→ **What you need to do**
Pick out each line with the word "Mind" from the material that follows.

****

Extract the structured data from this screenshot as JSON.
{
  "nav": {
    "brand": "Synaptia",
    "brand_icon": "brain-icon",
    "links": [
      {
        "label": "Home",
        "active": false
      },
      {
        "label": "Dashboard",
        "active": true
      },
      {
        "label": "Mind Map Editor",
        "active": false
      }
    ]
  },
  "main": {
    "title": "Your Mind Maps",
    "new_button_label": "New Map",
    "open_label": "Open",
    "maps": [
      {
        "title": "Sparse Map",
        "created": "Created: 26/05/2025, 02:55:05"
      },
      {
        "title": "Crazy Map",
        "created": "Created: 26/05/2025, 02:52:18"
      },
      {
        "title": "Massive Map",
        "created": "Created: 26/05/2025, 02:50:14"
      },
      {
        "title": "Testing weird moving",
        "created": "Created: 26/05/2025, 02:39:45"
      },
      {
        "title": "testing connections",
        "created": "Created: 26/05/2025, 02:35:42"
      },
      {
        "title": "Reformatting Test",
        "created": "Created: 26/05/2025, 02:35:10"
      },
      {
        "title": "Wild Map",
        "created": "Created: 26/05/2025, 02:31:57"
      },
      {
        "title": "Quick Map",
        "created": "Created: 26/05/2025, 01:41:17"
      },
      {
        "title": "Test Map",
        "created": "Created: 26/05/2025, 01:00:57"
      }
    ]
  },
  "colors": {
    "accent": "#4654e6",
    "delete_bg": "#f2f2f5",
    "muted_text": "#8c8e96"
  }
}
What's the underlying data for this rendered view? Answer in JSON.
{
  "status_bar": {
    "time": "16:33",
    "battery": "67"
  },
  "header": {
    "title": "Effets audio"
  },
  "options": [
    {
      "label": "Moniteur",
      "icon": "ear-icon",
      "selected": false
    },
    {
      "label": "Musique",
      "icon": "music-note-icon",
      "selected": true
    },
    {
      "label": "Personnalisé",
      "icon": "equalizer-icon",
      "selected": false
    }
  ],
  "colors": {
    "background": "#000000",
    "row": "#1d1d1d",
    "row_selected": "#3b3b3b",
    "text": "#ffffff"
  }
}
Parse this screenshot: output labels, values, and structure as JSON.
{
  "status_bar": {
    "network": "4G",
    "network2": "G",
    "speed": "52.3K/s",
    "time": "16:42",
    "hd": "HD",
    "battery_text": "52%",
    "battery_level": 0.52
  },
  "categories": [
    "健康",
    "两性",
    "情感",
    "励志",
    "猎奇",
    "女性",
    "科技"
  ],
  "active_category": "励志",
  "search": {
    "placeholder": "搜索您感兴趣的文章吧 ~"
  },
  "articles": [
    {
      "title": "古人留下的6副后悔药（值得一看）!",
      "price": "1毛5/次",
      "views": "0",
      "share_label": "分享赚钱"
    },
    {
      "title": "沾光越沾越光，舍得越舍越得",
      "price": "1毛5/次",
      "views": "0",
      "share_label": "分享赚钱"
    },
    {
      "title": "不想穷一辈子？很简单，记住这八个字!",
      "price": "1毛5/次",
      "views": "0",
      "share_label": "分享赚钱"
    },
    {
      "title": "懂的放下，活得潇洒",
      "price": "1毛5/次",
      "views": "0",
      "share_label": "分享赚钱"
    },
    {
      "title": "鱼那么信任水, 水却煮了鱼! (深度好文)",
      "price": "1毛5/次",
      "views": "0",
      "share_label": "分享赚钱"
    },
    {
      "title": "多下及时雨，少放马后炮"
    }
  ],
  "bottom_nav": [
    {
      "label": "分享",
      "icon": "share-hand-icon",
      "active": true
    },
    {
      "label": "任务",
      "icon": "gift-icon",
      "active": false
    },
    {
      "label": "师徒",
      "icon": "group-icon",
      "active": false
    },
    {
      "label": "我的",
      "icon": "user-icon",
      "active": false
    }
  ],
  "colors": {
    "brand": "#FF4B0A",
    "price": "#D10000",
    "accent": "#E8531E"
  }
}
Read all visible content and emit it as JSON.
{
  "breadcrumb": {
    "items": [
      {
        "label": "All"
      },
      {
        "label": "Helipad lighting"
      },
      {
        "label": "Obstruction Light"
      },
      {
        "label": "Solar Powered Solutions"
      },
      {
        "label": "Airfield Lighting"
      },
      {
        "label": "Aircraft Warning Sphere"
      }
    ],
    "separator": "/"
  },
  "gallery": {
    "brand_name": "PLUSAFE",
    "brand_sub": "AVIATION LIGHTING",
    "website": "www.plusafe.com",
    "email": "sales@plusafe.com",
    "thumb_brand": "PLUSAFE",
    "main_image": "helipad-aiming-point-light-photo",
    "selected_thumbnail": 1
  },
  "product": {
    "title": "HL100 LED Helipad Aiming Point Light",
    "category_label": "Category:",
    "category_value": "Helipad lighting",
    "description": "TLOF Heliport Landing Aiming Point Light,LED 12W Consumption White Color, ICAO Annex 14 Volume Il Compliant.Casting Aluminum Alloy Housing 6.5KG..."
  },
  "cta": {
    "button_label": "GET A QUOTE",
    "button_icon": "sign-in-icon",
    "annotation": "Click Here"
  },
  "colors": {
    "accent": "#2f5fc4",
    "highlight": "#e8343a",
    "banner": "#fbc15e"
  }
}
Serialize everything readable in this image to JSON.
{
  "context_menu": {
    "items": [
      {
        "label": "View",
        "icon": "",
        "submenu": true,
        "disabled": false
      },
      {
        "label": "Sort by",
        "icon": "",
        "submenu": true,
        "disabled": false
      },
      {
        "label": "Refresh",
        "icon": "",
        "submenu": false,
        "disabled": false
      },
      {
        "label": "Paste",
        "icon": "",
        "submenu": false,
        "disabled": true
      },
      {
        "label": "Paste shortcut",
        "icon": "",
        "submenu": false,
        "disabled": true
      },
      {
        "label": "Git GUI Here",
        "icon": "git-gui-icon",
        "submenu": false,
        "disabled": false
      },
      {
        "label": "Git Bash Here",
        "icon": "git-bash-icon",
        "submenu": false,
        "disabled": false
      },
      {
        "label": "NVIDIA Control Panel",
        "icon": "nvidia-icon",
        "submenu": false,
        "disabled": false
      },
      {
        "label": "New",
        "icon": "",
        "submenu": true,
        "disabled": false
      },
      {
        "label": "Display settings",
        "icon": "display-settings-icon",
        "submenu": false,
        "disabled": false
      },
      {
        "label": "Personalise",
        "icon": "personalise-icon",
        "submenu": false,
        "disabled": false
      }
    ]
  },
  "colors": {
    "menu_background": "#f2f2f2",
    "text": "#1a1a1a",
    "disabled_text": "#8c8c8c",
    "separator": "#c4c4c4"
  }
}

****

→ **Response below**
        "label": "Mind Map Editor",
    "title": "Your Mind Maps",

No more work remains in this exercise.